▶ Data supplied:
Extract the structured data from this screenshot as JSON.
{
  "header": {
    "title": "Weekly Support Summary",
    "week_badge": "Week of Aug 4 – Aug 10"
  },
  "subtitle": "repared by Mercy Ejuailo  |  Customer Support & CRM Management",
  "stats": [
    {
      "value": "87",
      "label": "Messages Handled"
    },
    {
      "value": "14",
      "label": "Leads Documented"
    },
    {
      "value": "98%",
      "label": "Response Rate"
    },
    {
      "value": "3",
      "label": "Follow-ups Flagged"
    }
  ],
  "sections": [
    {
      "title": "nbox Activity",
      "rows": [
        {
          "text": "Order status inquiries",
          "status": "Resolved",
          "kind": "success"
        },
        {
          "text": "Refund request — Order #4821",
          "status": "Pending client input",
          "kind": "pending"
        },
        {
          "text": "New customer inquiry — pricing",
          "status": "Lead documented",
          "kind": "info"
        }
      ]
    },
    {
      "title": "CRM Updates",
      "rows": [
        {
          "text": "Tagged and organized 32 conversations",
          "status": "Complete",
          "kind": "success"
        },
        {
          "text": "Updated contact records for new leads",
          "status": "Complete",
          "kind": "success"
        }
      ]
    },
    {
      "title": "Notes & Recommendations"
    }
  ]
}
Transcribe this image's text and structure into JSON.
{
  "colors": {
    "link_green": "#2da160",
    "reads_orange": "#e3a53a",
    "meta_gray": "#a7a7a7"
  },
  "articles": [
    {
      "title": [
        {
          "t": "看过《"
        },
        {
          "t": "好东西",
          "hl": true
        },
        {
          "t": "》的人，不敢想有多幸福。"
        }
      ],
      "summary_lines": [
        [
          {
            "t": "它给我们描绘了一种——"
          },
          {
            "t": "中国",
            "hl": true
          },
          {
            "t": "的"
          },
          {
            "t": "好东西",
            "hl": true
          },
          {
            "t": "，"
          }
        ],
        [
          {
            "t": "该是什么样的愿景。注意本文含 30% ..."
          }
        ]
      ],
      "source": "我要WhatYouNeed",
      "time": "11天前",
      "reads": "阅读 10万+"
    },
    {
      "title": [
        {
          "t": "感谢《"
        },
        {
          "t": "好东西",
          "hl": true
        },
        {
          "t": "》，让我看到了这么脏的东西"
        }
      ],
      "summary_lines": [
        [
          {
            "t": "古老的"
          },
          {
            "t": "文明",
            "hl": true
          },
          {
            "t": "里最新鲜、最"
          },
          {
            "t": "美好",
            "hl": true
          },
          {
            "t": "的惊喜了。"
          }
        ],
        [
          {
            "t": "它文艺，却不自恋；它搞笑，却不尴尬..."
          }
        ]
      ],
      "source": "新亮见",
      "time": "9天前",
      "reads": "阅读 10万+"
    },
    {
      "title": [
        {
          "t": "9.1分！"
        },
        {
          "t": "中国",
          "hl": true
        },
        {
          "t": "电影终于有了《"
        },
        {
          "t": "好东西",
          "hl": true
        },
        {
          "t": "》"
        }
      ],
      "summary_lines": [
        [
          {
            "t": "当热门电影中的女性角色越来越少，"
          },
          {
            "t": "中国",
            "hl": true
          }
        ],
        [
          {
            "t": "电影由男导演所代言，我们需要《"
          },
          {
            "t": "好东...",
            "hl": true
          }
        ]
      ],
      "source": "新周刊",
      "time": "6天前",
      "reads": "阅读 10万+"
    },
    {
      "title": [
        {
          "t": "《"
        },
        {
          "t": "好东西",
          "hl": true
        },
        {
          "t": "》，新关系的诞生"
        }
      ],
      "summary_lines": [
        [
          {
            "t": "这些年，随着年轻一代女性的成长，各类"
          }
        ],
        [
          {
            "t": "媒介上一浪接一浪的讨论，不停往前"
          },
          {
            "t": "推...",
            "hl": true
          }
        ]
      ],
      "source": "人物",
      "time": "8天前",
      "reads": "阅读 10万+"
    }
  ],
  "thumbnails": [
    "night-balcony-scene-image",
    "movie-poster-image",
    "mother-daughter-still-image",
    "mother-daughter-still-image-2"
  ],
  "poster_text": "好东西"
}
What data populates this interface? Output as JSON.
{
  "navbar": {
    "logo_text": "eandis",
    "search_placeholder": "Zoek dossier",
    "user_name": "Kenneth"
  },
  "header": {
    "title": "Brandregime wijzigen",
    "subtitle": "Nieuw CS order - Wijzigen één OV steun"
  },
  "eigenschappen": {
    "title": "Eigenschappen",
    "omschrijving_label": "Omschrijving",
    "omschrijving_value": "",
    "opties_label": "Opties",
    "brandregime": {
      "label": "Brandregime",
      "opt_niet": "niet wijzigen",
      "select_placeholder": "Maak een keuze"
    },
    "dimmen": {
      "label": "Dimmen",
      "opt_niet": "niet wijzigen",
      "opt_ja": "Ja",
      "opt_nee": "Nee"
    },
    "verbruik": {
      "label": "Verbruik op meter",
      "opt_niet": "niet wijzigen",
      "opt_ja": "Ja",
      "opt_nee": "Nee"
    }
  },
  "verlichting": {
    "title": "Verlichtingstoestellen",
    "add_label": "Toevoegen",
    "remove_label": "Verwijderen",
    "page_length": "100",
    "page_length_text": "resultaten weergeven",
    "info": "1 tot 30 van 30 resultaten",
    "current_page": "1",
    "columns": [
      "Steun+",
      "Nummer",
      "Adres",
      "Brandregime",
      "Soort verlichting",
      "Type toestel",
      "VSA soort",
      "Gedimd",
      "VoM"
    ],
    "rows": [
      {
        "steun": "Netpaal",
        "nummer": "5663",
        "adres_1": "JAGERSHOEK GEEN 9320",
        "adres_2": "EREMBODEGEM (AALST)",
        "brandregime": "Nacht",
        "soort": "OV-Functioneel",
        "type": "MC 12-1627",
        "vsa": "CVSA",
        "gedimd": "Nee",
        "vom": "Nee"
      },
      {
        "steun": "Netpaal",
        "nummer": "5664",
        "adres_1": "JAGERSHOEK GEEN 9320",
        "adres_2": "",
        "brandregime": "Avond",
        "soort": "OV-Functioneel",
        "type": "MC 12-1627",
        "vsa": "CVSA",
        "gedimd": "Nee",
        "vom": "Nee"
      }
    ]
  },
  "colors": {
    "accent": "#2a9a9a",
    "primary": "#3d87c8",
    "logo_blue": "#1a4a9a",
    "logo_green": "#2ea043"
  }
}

▶ Your instructions: Give the complete listing a second time, exactly as it reads.

▶ In response:
Extract the structured data from this screenshot as JSON.
{
  "header": {
    "title": "Weekly Support Summary",
    "week_badge": "Week of Aug 4 – Aug 10"
  },
  "subtitle": "repared by Mercy Ejuailo  |  Customer Support & CRM Management",
  "stats": [
    {
      "value": "87",
      "label": "Messages Handled"
    },
    {
      "value": "14",
      "label": "Leads Documented"
    },
    {
      "value": "98%",
      "label": "Response Rate"
    },
    {
      "value": "3",
      "label": "Follow-ups Flagged"
    }
  ],
  "sections": [
    {
      "title": "nbox Activity",
      "rows": [
        {
          "text": "Order status inquiries",
          "status": "Resolved",
          "kind": "success"
        },
        {
          "text": "Refund request — Order #4821",
          "status": "Pending client input",
          "kind": "pending"
        },
        {
          "text": "New customer inquiry — pricing",
          "status": "Lead documented",
          "kind": "info"
        }
      ]
    },
    {
      "title": "CRM Updates",
      "rows": [
        {
          "text": "Tagged and organized 32 conversations",
          "status": "Complete",
          "kind": "success"
        },
        {
          "text": "Updated contact records for new leads",
          "status": "Complete",
          "kind": "success"
        }
      ]
    },
    {
      "title": "Notes & Recommendations"
    }
  ]
}
Transcribe this image's text and structure into JSON.
{
  "colors": {
    "link_green": "#2da160",
    "reads_orange": "#e3a53a",
    "meta_gray": "#a7a7a7"
  },
  "articles": [
    {
      "title": [
        {
          "t": "看过《"
        },
        {
          "t": "好东西",
          "hl": true
        },
        {
          "t": "》的人，不敢想有多幸福。"
        }
      ],
      "summary_lines": [
        [
          {
            "t": "它给我们描绘了一种——"
          },
          {
            "t": "中国",
            "hl": true
          },
          {
            "t": "的"
          },
          {
            "t": "好东西",
            "hl": true
          },
          {
            "t": "，"
          }
        ],
        [
          {
            "t": "该是什么样的愿景。注意本文含 30% ..."
          }
        ]
      ],
      "source": "我要WhatYouNeed",
      "time": "11天前",
      "reads": "阅读 10万+"
    },
    {
      "title": [
        {
          "t": "感谢《"
        },
        {
          "t": "好东西",
          "hl": true
        },
        {
          "t": "》，让我看到了这么脏的东西"
        }
      ],
      "summary_lines": [
        [
          {
            "t": "古老的"
          },
          {
            "t": "文明",
            "hl": true
          },
          {
            "t": "里最新鲜、最"
          },
          {
            "t": "美好",
            "hl": true
          },
          {
            "t": "的惊喜了。"
          }
        ],
        [
          {
            "t": "它文艺，却不自恋；它搞笑，却不尴尬..."
          }
        ]
      ],
      "source": "新亮见",
      "time": "9天前",
      "reads": "阅读 10万+"
    },
    {
      "title": [
        {
          "t": "9.1分！"
        },
        {
          "t": "中国",
          "hl": true
        },
        {
          "t": "电影终于有了《"
        },
        {
          "t": "好东西",
          "hl": true
        },
        {
          "t": "》"
        }
      ],
      "summary_lines": [
        [
          {
            "t": "当热门电影中的女性角色越来越少，"
          },
          {
            "t": "中国",
            "hl": true
          }
        ],
        [
          {
            "t": "电影由男导演所代言，我们需要《"
          },
          {
            "t": "好东...",
            "hl": true
          }
        ]
      ],
      "source": "新周刊",
      "time": "6天前",
      "reads": "阅读 10万+"
    },
    {
      "title": [
        {
          "t": "《"
        },
        {
          "t": "好东西",
          "hl": true
        },
        {
          "t": "》，新关系的诞生"
        }
      ],
      "summary_lines": [
        [
          {
            "t": "这些年，随着年轻一代女性的成长，各类"
          }
        ],
        [
          {
            "t": "媒介上一浪接一浪的讨论，不停往前"
          },
          {
            "t": "推...",
            "hl": true
          }
        ]
      ],
      "source": "人物",
      "time": "8天前",
      "reads": "阅读 10万+"
    }
  ],
  "thumbnails": [
    "night-balcony-scene-image",
    "movie-poster-image",
    "mother-daughter-still-image",
    "mother-daughter-still-image-2"
  ],
  "poster_text": "好东西"
}
What data populates this interface? Output as JSON.
{
  "navbar": {
    "logo_text": "eandis",
    "search_placeholder": "Zoek dossier",
    "user_name": "Kenneth"
  },
  "header": {
    "title": "Brandregime wijzigen",
    "subtitle": "Nieuw CS order - Wijzigen één OV steun"
  },
  "eigenschappen": {
    "title": "Eigenschappen",
    "omschrijving_label": "Omschrijving",
    "omschrijving_value": "",
    "opties_label": "Opties",
    "brandregime": {
      "label": "Brandregime",
      "opt_niet": "niet wijzigen",
      "select_placeholder": "Maak een keuze"
    },
    "dimmen": {
      "label": "Dimmen",
      "opt_niet": "niet wijzigen",
      "opt_ja": "Ja",
      "opt_nee": "Nee"
    },
    "verbruik": {
      "label": "Verbruik op meter",
      "opt_niet": "niet wijzigen",
      "opt_ja": "Ja",
      "opt_nee": "Nee"
    }
  },
  "verlichting": {
    "title": "Verlichtingstoestellen",
    "add_label": "Toevoegen",
    "remove_label": "Verwijderen",
    "page_length": "100",
    "page_length_text": "resultaten weergeven",
    "info": "1 tot 30 van 30 resultaten",
    "current_page": "1",
    "columns": [
      "Steun+",
      "Nummer",
      "Adres",
      "Brandregime",
      "Soort verlichting",
      "Type toestel",
      "VSA soort",
      "Gedimd",
      "VoM"
    ],
    "rows": [
      {
        "steun": "Netpaal",
        "nummer": "5663",
        "adres_1": "JAGERSHOEK GEEN 9320",
        "adres_2": "EREMBODEGEM (AALST)",
        "brandregime": "Nacht",
        "soort": "OV-Functioneel",
        "type": "MC 12-1627",
        "vsa": "CVSA",
        "gedimd": "Nee",
        "vom": "Nee"
      },
      {
        "steun": "Netpaal",
        "nummer": "5664",
        "adres_1": "JAGERSHOEK GEEN 9320",
        "adres_2": "",
        "brandregime": "Avond",
        "soort": "OV-Functioneel",
        "type": "MC 12-1627",
        "vsa": "CVSA",
        "gedimd": "Nee",
        "vom": "Nee"
      }
    ]
  },
  "colors": {
    "accent": "#2a9a9a",
    "primary": "#3d87c8",
    "logo_blue": "#1a4a9a",
    "logo_green": "#2ea043"
  }
}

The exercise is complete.